┌─ RECORD EXCERPTS

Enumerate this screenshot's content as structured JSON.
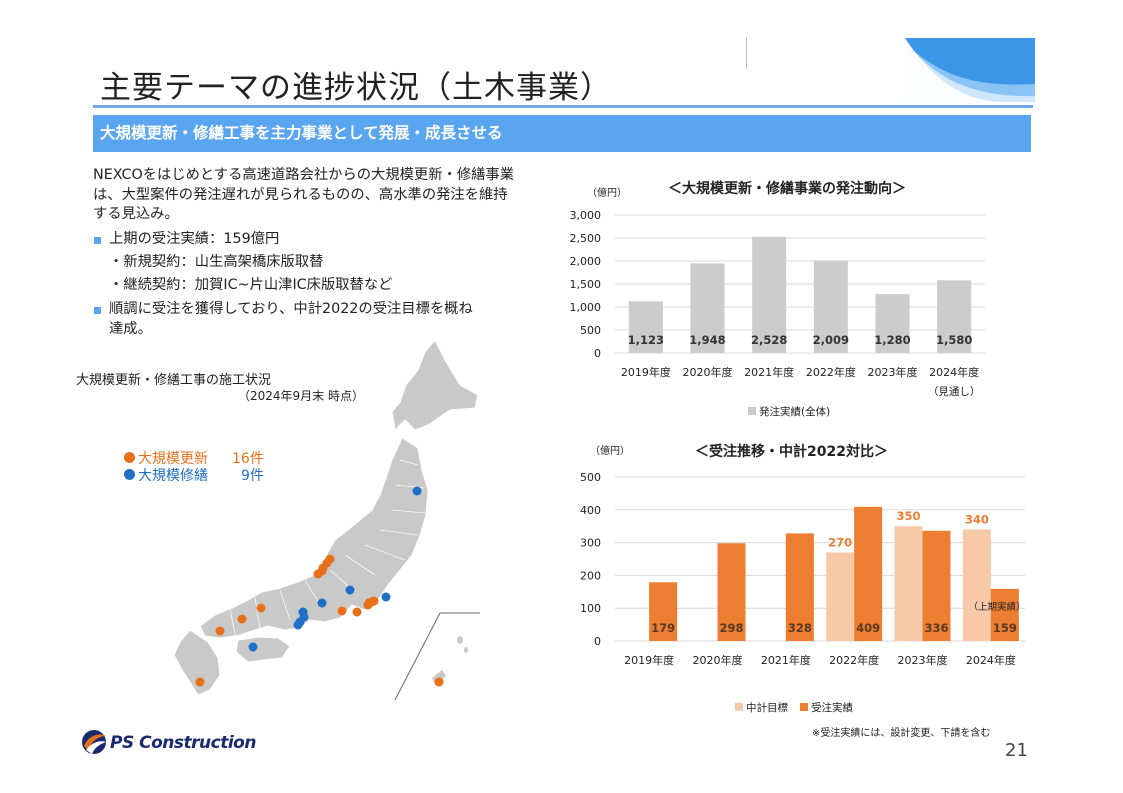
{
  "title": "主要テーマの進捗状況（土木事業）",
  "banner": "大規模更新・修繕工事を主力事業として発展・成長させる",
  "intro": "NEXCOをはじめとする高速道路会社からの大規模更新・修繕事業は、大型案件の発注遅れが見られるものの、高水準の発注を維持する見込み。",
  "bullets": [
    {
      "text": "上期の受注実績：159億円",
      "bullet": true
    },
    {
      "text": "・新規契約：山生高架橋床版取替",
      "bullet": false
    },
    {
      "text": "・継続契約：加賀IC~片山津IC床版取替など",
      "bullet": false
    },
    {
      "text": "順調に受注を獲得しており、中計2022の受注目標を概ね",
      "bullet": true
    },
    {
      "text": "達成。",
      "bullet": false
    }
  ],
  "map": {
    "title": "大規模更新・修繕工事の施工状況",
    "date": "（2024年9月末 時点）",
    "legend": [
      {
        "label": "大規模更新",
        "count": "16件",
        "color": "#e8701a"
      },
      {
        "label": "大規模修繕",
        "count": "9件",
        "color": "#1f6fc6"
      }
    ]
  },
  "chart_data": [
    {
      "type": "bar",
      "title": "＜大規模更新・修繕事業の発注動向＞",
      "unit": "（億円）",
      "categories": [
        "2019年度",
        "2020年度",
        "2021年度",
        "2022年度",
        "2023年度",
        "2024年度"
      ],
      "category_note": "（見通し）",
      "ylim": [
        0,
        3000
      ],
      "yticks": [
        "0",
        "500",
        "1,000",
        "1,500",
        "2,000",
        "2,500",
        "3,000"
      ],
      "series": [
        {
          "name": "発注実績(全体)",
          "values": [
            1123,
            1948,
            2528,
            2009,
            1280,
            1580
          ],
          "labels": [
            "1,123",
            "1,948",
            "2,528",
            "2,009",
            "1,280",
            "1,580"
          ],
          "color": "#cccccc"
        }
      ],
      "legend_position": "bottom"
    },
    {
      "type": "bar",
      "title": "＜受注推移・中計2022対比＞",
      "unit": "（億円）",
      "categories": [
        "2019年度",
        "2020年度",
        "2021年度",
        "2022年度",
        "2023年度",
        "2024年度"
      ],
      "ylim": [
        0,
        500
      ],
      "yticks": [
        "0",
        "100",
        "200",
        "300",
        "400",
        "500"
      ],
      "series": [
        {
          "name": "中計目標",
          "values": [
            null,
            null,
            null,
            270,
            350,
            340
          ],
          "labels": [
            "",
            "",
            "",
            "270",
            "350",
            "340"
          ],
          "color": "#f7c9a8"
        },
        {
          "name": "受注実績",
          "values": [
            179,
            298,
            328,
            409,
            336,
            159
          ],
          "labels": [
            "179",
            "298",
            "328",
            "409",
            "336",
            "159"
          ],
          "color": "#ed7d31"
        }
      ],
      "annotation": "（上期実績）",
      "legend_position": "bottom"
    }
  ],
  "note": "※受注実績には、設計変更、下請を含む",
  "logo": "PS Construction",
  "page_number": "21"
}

└─
┌─ RECORD EXCERPTS

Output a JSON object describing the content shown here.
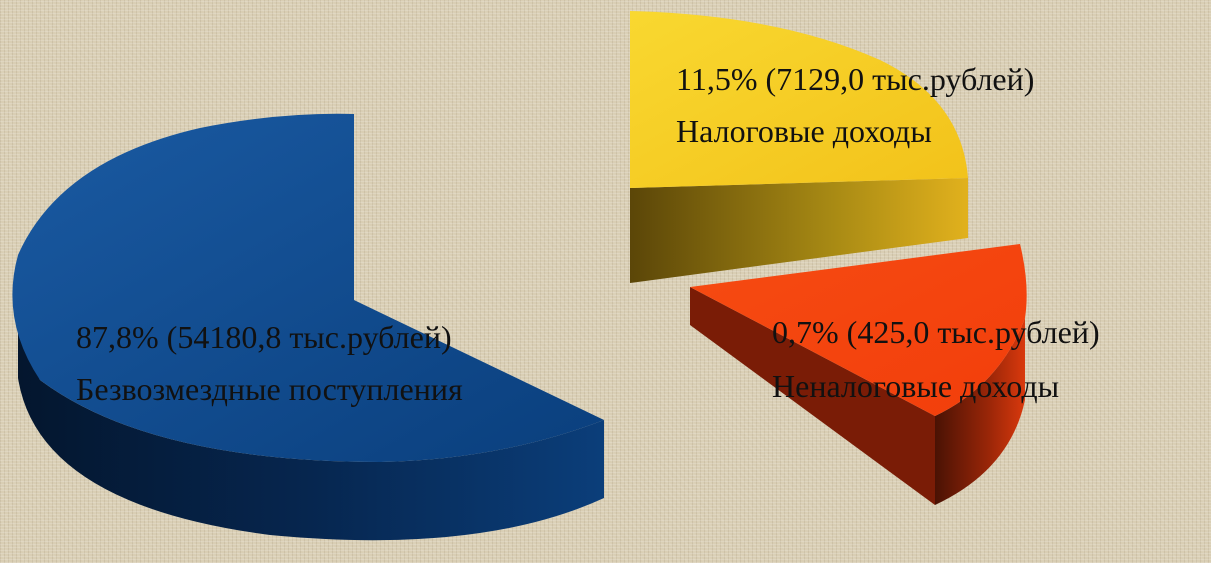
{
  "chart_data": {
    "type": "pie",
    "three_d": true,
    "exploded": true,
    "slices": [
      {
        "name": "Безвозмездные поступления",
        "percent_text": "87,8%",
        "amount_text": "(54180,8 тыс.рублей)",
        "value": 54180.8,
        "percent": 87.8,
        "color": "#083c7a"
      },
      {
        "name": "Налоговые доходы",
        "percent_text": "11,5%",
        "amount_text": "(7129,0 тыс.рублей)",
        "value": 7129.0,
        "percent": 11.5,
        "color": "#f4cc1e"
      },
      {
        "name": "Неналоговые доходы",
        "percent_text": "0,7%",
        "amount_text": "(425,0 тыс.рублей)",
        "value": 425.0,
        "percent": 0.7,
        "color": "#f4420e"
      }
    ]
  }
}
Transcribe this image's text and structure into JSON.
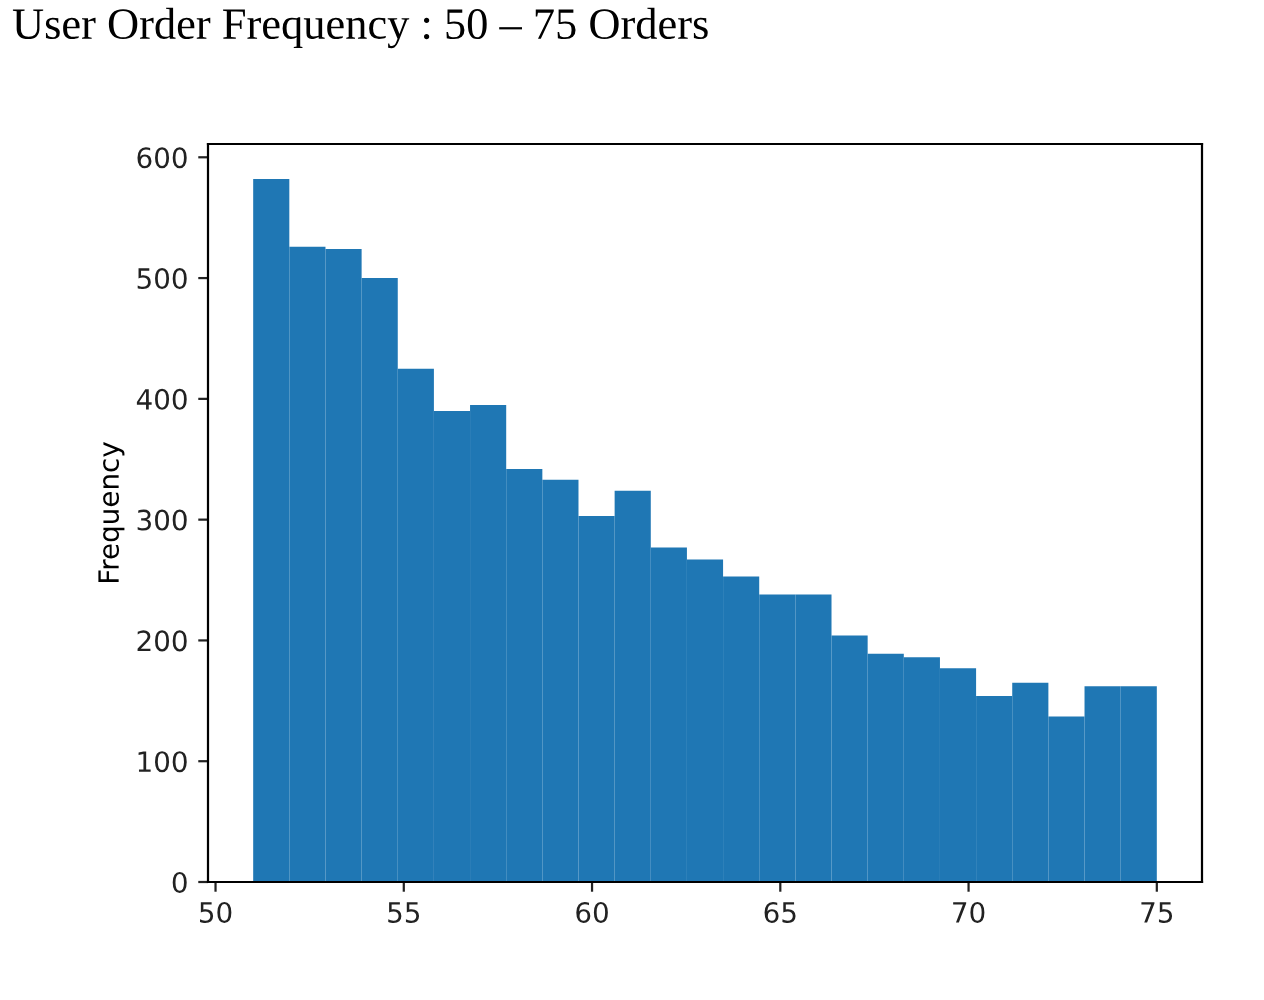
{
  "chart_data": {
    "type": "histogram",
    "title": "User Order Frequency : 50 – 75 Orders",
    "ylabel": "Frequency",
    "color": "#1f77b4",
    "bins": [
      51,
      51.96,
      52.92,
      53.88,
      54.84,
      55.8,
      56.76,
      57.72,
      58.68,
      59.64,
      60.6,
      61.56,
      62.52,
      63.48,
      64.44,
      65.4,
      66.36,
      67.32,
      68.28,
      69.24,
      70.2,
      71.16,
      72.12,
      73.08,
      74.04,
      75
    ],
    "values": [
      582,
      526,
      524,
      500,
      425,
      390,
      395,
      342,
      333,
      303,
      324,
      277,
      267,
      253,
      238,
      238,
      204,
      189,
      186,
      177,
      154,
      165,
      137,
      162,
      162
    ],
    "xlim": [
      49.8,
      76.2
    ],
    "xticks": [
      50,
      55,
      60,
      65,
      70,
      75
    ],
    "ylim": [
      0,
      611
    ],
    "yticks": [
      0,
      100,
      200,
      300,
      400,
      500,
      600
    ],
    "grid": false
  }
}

└─

§ **PROBLEM TO SOLVE**
Using the material above, work out how many lines contain the string "true". Give that number alone.

§ **OUTPUT FOR THIS EXERCISE**
4